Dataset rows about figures
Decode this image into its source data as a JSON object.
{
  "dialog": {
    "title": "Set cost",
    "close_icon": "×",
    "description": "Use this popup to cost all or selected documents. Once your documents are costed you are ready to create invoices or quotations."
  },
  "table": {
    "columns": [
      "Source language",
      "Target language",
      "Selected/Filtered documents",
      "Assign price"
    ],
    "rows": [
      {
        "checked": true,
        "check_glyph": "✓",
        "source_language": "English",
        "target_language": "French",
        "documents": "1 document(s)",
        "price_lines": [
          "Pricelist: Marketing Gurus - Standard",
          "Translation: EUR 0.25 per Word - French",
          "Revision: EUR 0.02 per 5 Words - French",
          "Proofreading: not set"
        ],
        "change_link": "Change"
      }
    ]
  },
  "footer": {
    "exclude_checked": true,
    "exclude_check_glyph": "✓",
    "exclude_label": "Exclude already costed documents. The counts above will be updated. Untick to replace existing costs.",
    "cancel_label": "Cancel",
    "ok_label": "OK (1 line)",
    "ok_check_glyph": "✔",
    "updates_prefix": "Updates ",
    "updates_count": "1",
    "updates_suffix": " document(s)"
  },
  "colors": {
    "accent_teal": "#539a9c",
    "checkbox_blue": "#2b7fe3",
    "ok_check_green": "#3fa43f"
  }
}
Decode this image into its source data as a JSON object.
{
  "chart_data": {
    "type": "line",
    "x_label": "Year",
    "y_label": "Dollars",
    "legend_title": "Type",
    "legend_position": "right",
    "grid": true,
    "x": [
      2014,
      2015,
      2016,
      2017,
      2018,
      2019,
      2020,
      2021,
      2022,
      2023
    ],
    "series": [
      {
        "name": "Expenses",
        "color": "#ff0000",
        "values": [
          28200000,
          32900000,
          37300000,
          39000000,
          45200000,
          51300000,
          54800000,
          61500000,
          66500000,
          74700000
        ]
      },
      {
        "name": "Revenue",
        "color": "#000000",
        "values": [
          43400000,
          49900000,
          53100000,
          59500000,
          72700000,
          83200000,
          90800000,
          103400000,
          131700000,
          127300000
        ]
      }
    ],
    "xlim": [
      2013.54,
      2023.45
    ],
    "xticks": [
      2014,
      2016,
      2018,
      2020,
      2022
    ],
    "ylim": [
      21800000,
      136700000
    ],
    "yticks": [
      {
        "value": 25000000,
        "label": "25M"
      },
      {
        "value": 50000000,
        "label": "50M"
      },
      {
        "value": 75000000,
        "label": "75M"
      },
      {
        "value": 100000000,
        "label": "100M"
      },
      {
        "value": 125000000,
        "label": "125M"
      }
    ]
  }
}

> Written instruction
Look over the listing. Pull out every line with the string "costed" in it.

> Result for this exercise
    "description": "Use this popup to cost all or selected documents. Once your documents are costed you are ready to create invoices or quotations."
    "exclude_label": "Exclude already costed documents. The counts above will be updated. Untick to replace existing costs.",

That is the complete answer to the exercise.